------ DATENAUSZUG ------

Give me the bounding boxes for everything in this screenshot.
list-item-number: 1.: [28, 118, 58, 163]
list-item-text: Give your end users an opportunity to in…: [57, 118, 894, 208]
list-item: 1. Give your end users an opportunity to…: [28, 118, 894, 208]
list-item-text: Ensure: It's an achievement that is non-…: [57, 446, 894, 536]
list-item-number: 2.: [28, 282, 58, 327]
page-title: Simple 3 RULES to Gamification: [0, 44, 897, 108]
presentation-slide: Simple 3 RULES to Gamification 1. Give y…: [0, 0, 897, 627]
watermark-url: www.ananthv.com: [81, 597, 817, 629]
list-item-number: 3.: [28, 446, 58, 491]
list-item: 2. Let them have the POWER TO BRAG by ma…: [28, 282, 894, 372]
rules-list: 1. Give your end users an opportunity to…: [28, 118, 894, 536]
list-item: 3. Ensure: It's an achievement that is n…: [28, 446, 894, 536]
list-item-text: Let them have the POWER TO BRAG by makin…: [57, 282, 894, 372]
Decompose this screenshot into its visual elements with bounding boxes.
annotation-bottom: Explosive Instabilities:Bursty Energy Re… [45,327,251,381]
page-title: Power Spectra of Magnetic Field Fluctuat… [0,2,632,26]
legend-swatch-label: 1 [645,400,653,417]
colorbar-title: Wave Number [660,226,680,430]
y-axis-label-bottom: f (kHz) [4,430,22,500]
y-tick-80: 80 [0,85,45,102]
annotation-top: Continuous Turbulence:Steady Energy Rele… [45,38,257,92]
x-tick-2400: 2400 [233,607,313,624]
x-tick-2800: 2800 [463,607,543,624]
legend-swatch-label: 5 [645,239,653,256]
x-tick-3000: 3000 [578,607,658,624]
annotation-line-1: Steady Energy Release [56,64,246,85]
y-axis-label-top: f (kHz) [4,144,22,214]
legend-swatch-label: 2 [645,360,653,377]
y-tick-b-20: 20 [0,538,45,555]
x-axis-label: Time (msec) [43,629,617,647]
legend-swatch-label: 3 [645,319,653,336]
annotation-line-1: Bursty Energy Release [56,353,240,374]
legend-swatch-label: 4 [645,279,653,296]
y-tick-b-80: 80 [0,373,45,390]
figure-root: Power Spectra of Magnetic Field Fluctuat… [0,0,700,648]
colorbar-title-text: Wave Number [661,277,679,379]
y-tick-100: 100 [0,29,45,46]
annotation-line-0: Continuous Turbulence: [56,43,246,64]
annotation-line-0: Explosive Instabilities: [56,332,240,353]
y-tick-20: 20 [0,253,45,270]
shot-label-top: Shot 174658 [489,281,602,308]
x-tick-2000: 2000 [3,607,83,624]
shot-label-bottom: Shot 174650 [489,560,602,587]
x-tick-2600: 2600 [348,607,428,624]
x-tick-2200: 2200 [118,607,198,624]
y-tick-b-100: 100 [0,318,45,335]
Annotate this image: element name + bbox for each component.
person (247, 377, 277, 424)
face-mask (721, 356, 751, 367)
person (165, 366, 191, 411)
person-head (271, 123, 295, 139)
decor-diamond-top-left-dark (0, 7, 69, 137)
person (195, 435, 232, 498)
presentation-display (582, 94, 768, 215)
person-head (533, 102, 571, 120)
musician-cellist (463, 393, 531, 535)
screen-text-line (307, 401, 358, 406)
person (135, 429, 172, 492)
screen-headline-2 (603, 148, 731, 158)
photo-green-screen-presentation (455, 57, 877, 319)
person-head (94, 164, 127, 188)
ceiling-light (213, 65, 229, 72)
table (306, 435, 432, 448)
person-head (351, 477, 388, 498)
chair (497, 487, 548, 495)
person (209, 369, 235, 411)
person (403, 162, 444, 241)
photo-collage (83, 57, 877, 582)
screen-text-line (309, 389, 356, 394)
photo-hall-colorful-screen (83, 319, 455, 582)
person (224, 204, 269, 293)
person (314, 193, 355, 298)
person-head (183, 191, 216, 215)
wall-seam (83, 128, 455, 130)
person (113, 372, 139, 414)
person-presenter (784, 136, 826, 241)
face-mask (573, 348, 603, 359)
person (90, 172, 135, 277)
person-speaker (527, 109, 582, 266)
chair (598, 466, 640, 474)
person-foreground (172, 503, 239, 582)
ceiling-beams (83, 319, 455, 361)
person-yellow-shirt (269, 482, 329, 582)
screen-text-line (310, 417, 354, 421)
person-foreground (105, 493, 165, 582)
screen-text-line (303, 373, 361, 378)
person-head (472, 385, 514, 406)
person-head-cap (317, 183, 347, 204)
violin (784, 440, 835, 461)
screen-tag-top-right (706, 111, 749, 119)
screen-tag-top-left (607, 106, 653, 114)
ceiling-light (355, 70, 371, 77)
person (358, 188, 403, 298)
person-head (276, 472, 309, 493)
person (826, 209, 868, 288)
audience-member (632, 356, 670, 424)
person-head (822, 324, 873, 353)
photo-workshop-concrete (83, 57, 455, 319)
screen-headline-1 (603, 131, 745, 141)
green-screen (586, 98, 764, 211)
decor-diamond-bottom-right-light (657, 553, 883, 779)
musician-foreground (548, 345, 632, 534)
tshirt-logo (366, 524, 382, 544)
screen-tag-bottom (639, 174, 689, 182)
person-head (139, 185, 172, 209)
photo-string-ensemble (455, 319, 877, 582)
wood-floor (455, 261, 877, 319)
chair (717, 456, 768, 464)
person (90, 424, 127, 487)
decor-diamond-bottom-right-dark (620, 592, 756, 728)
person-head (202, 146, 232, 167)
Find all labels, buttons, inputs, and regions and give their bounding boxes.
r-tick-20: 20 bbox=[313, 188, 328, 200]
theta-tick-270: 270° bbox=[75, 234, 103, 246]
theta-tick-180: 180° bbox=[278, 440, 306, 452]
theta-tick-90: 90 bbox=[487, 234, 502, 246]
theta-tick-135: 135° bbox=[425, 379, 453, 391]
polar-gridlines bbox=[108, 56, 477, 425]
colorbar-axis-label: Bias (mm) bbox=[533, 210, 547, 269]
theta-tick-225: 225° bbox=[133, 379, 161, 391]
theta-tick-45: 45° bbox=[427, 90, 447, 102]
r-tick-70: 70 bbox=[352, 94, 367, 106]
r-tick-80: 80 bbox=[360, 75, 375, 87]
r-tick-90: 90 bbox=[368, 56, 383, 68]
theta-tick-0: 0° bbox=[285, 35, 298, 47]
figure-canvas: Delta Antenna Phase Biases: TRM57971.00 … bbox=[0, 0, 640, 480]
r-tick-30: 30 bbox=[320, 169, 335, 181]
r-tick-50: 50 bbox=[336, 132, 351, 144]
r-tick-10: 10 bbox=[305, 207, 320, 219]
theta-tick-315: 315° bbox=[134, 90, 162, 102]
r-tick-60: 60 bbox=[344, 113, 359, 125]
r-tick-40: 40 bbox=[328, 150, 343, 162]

------

Dupliziere sämtliche Datensätze von oben vollständig und ohne jede Änderung, Zeile für Zeile.

◆ ANTWORT ZUR ÜBUNG:
Give me the bounding boxes for everything in this screenshot.
list-item-number: 1.: [28, 118, 58, 163]
list-item-text: Give your end users an opportunity to in…: [57, 118, 894, 208]
list-item: 1. Give your end users an opportunity to…: [28, 118, 894, 208]
list-item-text: Ensure: It's an achievement that is non-…: [57, 446, 894, 536]
list-item-number: 2.: [28, 282, 58, 327]
page-title: Simple 3 RULES to Gamification: [0, 44, 897, 108]
presentation-slide: Simple 3 RULES to Gamification 1. Give y…: [0, 0, 897, 627]
watermark-url: www.ananthv.com: [81, 597, 817, 629]
list-item-number: 3.: [28, 446, 58, 491]
list-item: 2. Let them have the POWER TO BRAG by ma…: [28, 282, 894, 372]
rules-list: 1. Give your end users an opportunity to…: [28, 118, 894, 536]
list-item: 3. Ensure: It's an achievement that is n…: [28, 446, 894, 536]
list-item-text: Let them have the POWER TO BRAG by makin…: [57, 282, 894, 372]
Decompose this screenshot into its visual elements with bounding boxes.
annotation-bottom: Explosive Instabilities:Bursty Energy Re… [45,327,251,381]
page-title: Power Spectra of Magnetic Field Fluctuat… [0,2,632,26]
legend-swatch-label: 1 [645,400,653,417]
colorbar-title: Wave Number [660,226,680,430]
y-axis-label-bottom: f (kHz) [4,430,22,500]
y-tick-80: 80 [0,85,45,102]
annotation-top: Continuous Turbulence:Steady Energy Rele… [45,38,257,92]
x-tick-2400: 2400 [233,607,313,624]
x-tick-2800: 2800 [463,607,543,624]
legend-swatch-label: 5 [645,239,653,256]
x-tick-3000: 3000 [578,607,658,624]
annotation-line-1: Steady Energy Release [56,64,246,85]
y-axis-label-top: f (kHz) [4,144,22,214]
legend-swatch-label: 2 [645,360,653,377]
y-tick-b-20: 20 [0,538,45,555]
x-axis-label: Time (msec) [43,629,617,647]
legend-swatch-label: 3 [645,319,653,336]
annotation-line-1: Bursty Energy Release [56,353,240,374]
legend-swatch-label: 4 [645,279,653,296]
y-tick-b-80: 80 [0,373,45,390]
figure-root: Power Spectra of Magnetic Field Fluctuat… [0,0,700,648]
colorbar-title-text: Wave Number [661,277,679,379]
y-tick-100: 100 [0,29,45,46]
annotation-line-0: Continuous Turbulence: [56,43,246,64]
annotation-line-0: Explosive Instabilities: [56,332,240,353]
y-tick-20: 20 [0,253,45,270]
shot-label-top: Shot 174658 [489,281,602,308]
x-tick-2000: 2000 [3,607,83,624]
shot-label-bottom: Shot 174650 [489,560,602,587]
x-tick-2600: 2600 [348,607,428,624]
x-tick-2200: 2200 [118,607,198,624]
y-tick-b-100: 100 [0,318,45,335]
Annotate this image: element name + bbox for each component.
person (247, 377, 277, 424)
face-mask (721, 356, 751, 367)
person (165, 366, 191, 411)
person-head (271, 123, 295, 139)
decor-diamond-top-left-dark (0, 7, 69, 137)
person (195, 435, 232, 498)
presentation-display (582, 94, 768, 215)
person-head (533, 102, 571, 120)
musician-cellist (463, 393, 531, 535)
screen-text-line (307, 401, 358, 406)
person (135, 429, 172, 492)
screen-headline-2 (603, 148, 731, 158)
photo-green-screen-presentation (455, 57, 877, 319)
person-head (94, 164, 127, 188)
ceiling-light (213, 65, 229, 72)
table (306, 435, 432, 448)
person-head (351, 477, 388, 498)
chair (497, 487, 548, 495)
person (209, 369, 235, 411)
person (403, 162, 444, 241)
photo-collage (83, 57, 877, 582)
screen-text-line (309, 389, 356, 394)
photo-hall-colorful-screen (83, 319, 455, 582)
person (224, 204, 269, 293)
person (314, 193, 355, 298)
person-head (183, 191, 216, 215)
wall-seam (83, 128, 455, 130)
person (113, 372, 139, 414)
person-presenter (784, 136, 826, 241)
face-mask (573, 348, 603, 359)
person (90, 172, 135, 277)
person-speaker (527, 109, 582, 266)
chair (598, 466, 640, 474)
person-foreground (172, 503, 239, 582)
ceiling-beams (83, 319, 455, 361)
person-yellow-shirt (269, 482, 329, 582)
screen-text-line (310, 417, 354, 421)
person-foreground (105, 493, 165, 582)
screen-text-line (303, 373, 361, 378)
person-head (472, 385, 514, 406)
person-head-cap (317, 183, 347, 204)
violin (784, 440, 835, 461)
screen-tag-top-right (706, 111, 749, 119)
screen-tag-top-left (607, 106, 653, 114)
ceiling-light (355, 70, 371, 77)
person (358, 188, 403, 298)
person-head (276, 472, 309, 493)
person (826, 209, 868, 288)
audience-member (632, 356, 670, 424)
person-head (822, 324, 873, 353)
photo-workshop-concrete (83, 57, 455, 319)
screen-headline-1 (603, 131, 745, 141)
green-screen (586, 98, 764, 211)
decor-diamond-bottom-right-light (657, 553, 883, 779)
musician-foreground (548, 345, 632, 534)
tshirt-logo (366, 524, 382, 544)
screen-tag-bottom (639, 174, 689, 182)
person-head (139, 185, 172, 209)
photo-string-ensemble (455, 319, 877, 582)
wood-floor (455, 261, 877, 319)
chair (717, 456, 768, 464)
person (90, 424, 127, 487)
decor-diamond-bottom-right-dark (620, 592, 756, 728)
person-head (202, 146, 232, 167)
Find all labels, buttons, inputs, and regions and give their bounding boxes.
r-tick-20: 20 bbox=[313, 188, 328, 200]
theta-tick-270: 270° bbox=[75, 234, 103, 246]
theta-tick-180: 180° bbox=[278, 440, 306, 452]
theta-tick-90: 90 bbox=[487, 234, 502, 246]
theta-tick-135: 135° bbox=[425, 379, 453, 391]
polar-gridlines bbox=[108, 56, 477, 425]
colorbar-axis-label: Bias (mm) bbox=[533, 210, 547, 269]
theta-tick-225: 225° bbox=[133, 379, 161, 391]
theta-tick-45: 45° bbox=[427, 90, 447, 102]
r-tick-70: 70 bbox=[352, 94, 367, 106]
r-tick-80: 80 bbox=[360, 75, 375, 87]
r-tick-90: 90 bbox=[368, 56, 383, 68]
theta-tick-0: 0° bbox=[285, 35, 298, 47]
figure-canvas: Delta Antenna Phase Biases: TRM57971.00 … bbox=[0, 0, 640, 480]
r-tick-30: 30 bbox=[320, 169, 335, 181]
r-tick-50: 50 bbox=[336, 132, 351, 144]
r-tick-10: 10 bbox=[305, 207, 320, 219]
theta-tick-315: 315° bbox=[134, 90, 162, 102]
r-tick-60: 60 bbox=[344, 113, 359, 125]
r-tick-40: 40 bbox=[328, 150, 343, 162]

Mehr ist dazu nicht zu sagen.